Copy out the rows from the line with "y-tick-label: 8: [89, 157, 98, 173]" up to and including the line with "legend-swatch-2024: [577, 90, 589, 102]".

-- Start --

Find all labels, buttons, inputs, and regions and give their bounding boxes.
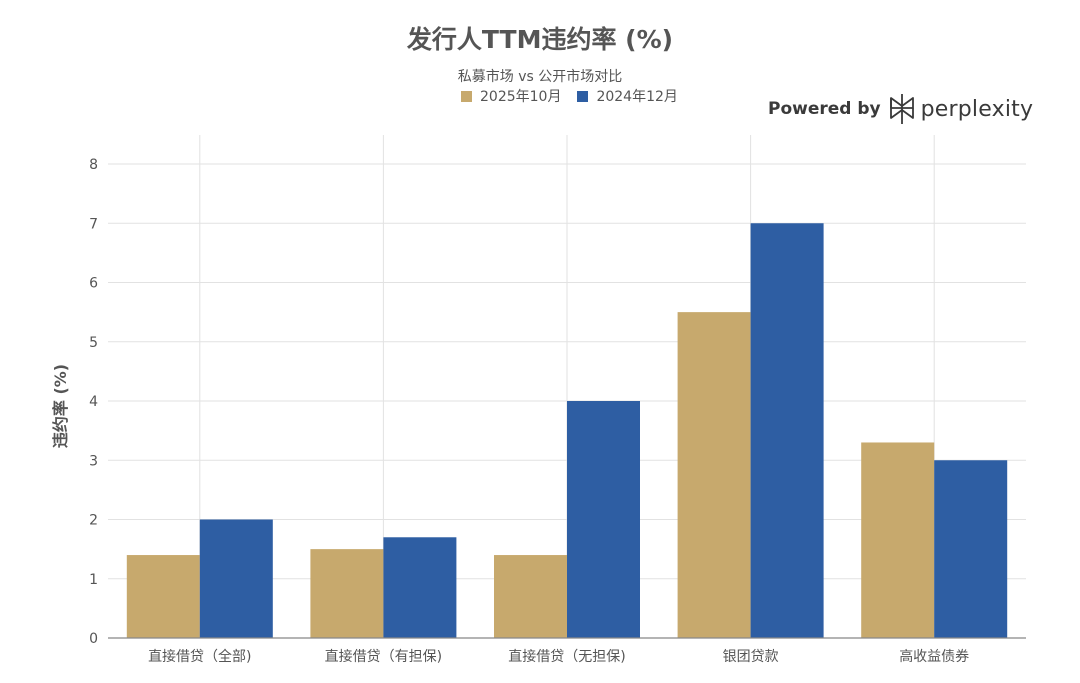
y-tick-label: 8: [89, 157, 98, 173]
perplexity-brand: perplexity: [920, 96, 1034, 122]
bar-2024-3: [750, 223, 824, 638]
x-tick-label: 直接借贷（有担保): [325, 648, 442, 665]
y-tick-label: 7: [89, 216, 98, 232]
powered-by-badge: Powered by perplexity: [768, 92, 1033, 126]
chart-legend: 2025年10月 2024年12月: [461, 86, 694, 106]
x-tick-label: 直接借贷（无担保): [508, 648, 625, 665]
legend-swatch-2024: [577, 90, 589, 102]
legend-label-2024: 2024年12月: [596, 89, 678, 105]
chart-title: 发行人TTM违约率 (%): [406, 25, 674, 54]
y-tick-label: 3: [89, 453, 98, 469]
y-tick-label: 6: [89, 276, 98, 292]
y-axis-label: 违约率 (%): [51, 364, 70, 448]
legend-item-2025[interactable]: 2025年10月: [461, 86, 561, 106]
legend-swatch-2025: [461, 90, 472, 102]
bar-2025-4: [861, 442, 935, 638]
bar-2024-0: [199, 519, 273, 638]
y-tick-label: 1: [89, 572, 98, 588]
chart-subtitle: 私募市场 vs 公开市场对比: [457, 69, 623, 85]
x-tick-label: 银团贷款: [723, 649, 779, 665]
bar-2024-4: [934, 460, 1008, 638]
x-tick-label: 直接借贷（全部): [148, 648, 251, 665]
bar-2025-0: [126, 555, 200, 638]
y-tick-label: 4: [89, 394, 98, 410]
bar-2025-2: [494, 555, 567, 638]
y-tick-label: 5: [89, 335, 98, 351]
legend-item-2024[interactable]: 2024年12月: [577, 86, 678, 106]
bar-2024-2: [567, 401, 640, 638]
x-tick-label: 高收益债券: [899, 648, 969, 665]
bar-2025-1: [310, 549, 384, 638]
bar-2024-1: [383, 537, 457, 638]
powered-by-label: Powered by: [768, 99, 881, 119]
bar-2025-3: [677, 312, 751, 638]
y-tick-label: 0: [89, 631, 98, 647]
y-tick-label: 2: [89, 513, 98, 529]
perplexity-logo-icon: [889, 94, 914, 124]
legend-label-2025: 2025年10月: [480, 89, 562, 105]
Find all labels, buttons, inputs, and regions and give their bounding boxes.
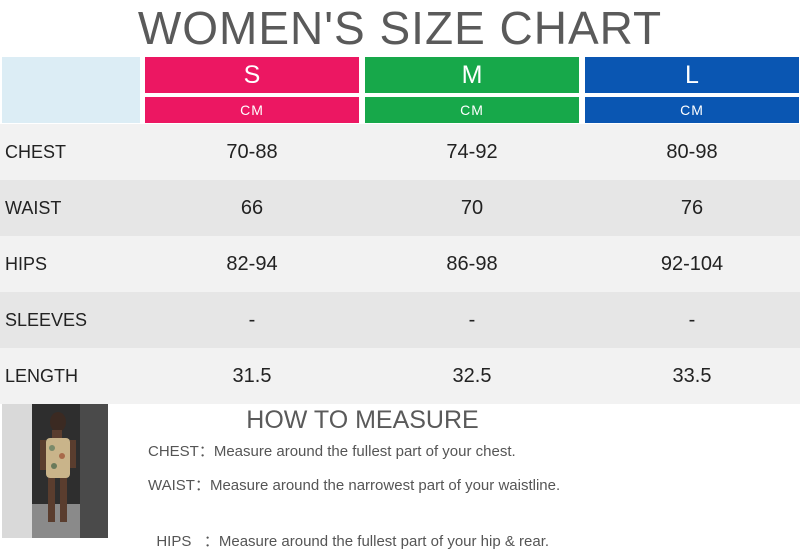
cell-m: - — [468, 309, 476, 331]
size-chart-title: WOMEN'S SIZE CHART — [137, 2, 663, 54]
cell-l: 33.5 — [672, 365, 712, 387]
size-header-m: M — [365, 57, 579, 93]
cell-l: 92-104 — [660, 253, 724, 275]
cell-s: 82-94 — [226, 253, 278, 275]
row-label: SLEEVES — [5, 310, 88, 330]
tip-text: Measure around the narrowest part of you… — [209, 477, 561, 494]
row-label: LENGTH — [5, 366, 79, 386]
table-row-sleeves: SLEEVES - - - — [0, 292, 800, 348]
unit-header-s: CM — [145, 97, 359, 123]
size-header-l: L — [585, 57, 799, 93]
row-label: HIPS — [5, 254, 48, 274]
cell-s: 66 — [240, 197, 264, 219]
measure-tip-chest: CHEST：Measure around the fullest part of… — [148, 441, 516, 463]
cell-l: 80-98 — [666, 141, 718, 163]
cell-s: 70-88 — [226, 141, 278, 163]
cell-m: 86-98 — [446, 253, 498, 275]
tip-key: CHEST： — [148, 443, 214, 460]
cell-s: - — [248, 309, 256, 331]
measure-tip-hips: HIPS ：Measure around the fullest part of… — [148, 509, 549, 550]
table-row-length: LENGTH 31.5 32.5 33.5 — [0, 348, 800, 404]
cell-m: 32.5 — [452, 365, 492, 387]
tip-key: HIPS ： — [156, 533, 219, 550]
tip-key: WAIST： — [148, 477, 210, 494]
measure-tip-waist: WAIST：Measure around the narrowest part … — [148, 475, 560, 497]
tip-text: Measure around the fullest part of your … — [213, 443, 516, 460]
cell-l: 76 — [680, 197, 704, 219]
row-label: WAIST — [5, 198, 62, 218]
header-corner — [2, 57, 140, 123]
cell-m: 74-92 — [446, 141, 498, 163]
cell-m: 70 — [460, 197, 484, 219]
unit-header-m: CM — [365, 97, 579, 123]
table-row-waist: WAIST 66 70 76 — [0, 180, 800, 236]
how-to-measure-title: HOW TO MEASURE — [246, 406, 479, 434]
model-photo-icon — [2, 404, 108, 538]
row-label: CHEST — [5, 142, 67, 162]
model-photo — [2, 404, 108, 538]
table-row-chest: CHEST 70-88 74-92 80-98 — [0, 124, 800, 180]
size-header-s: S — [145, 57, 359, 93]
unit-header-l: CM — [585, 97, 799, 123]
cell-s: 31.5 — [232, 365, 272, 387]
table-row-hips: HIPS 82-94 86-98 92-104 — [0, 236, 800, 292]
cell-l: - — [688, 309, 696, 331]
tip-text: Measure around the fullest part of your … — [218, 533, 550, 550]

-- End --

**Correct response**
y-tick-label: 8: [89, 157, 98, 173]
perplexity-brand: perplexity: [920, 96, 1034, 122]
bar-2024-3: [750, 223, 824, 638]
x-tick-label: 直接借贷（有担保): [325, 648, 442, 665]
y-tick-label: 7: [89, 216, 98, 232]
powered-by-badge: Powered by perplexity: [768, 92, 1033, 126]
chart-legend: 2025年10月 2024年12月: [461, 86, 694, 106]
x-tick-label: 直接借贷（无担保): [508, 648, 625, 665]
legend-swatch-2024: [577, 90, 589, 102]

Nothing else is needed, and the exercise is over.